** Direction **
Answer with one number: the count of lines in the listing below that hold the word "pool".

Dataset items
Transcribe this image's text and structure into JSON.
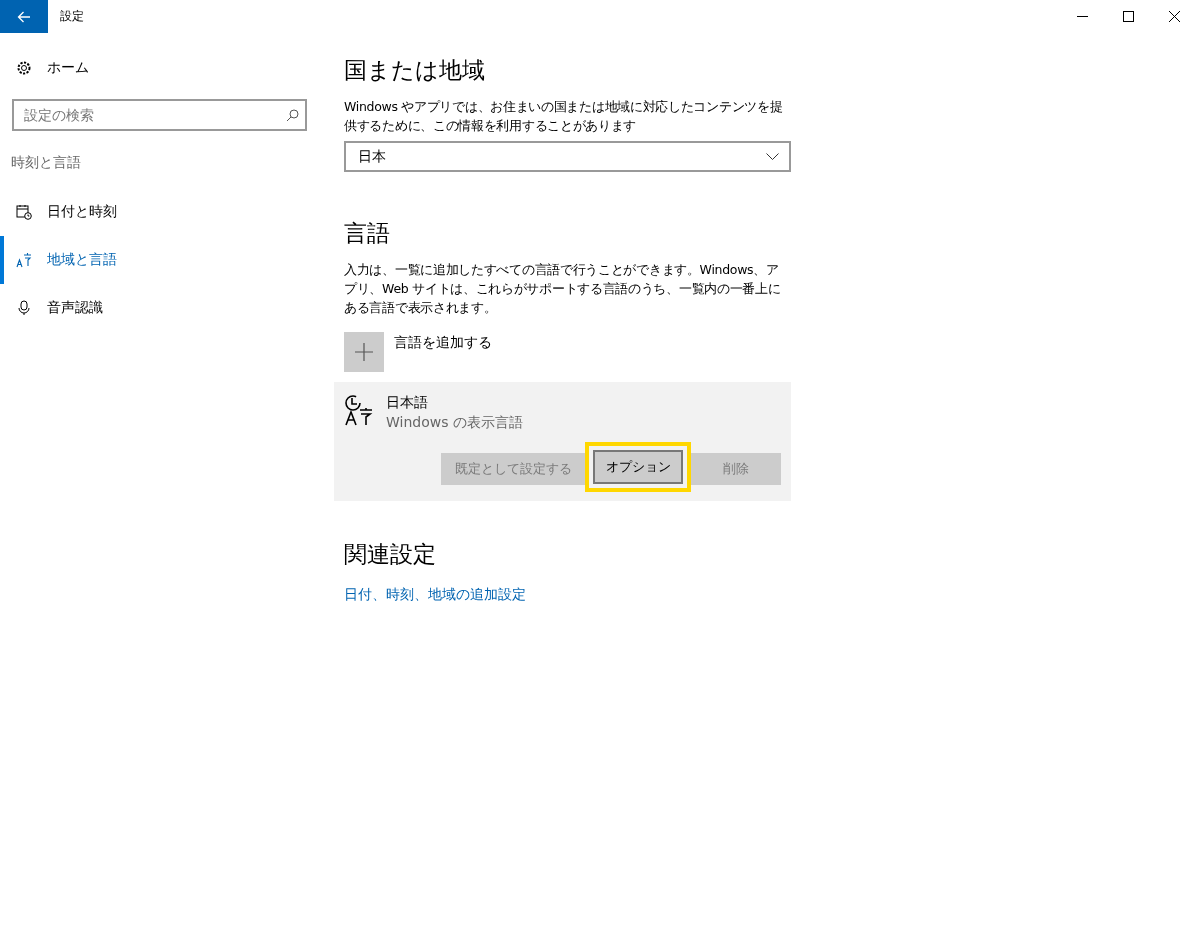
{
  "window": {
    "title": "設定"
  },
  "sidebar": {
    "home": "ホーム",
    "search": {
      "placeholder": "設定の検索"
    },
    "category": "時刻と言語",
    "items": [
      {
        "label": "日付と時刻",
        "kind": "calendar",
        "selected": false
      },
      {
        "label": "地域と言語",
        "kind": "language",
        "selected": true
      },
      {
        "label": "音声認識",
        "kind": "microphone",
        "selected": false
      }
    ]
  },
  "region": {
    "heading": "国または地域",
    "description": "Windows やアプリでは、お住まいの国または地域に対応したコンテンツを提供するために、この情報を利用することがあります",
    "dropdown": {
      "value": "日本"
    }
  },
  "language": {
    "heading": "言語",
    "description": "入力は、一覧に追加したすべての言語で行うことができます。Windows、アプリ、Web サイトは、これらがサポートする言語のうち、一覧内の一番上にある言語で表示されます。",
    "add_label": "言語を追加する",
    "items": [
      {
        "name": "日本語",
        "subtitle": "Windows の表示言語",
        "buttons": [
          {
            "label": "既定として設定する",
            "disabled": true,
            "highlighted": false
          },
          {
            "label": "オプション",
            "disabled": false,
            "highlighted": true
          },
          {
            "label": "削除",
            "disabled": true,
            "highlighted": false
          }
        ]
      }
    ]
  },
  "related": {
    "heading": "関連設定",
    "link": "日付、時刻、地域の追加設定"
  }
}
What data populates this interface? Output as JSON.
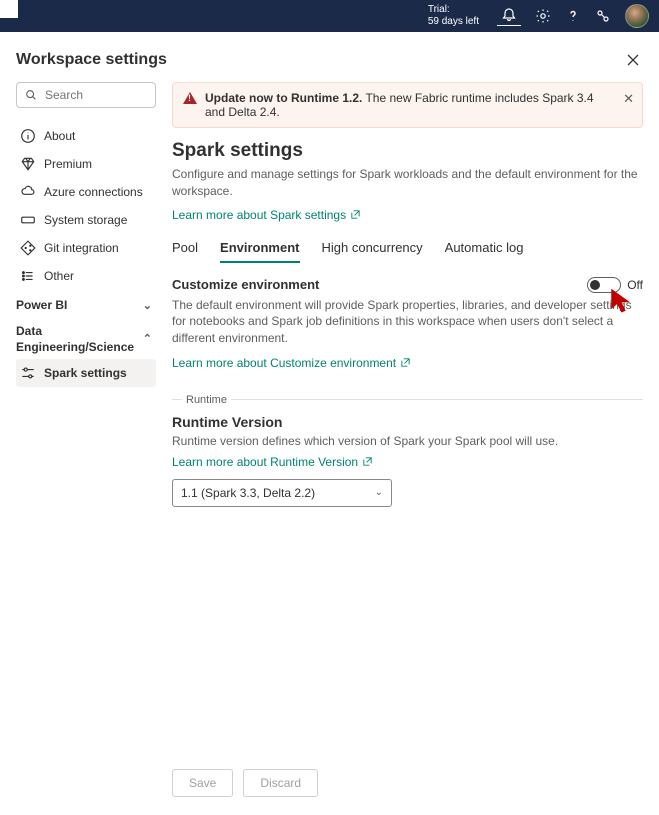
{
  "topbar": {
    "trial_line1": "Trial:",
    "trial_line2": "59 days left"
  },
  "page_title": "Workspace settings",
  "search": {
    "placeholder": "Search"
  },
  "sidebar": {
    "items": [
      {
        "label": "About"
      },
      {
        "label": "Premium"
      },
      {
        "label": "Azure connections"
      },
      {
        "label": "System storage"
      },
      {
        "label": "Git integration"
      },
      {
        "label": "Other"
      }
    ],
    "group1": {
      "label": "Power BI"
    },
    "group2": {
      "line1": "Data",
      "line2": "Engineering/Science"
    },
    "spark_settings": "Spark settings"
  },
  "alert": {
    "bold": "Update now to Runtime 1.2.",
    "rest": " The new Fabric runtime includes Spark 3.4 and Delta 2.4."
  },
  "spark": {
    "title": "Spark settings",
    "desc": "Configure and manage settings for Spark workloads and the default environment for the workspace.",
    "link": "Learn more about Spark settings"
  },
  "tabs": {
    "pool": "Pool",
    "environment": "Environment",
    "high_concurrency": "High concurrency",
    "automatic_log": "Automatic log"
  },
  "customize": {
    "title": "Customize environment",
    "toggle_label": "Off",
    "desc": "The default environment will provide Spark properties, libraries, and developer settings for notebooks and Spark job definitions in this workspace when users don't select a different environment.",
    "link": "Learn more about Customize environment"
  },
  "runtime": {
    "legend": "Runtime",
    "title": "Runtime Version",
    "desc": "Runtime version defines which version of Spark your Spark pool will use.",
    "link": "Learn more about Runtime Version",
    "selected": "1.1 (Spark 3.3, Delta 2.2)"
  },
  "footer": {
    "save": "Save",
    "discard": "Discard"
  }
}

** Solved problem **
2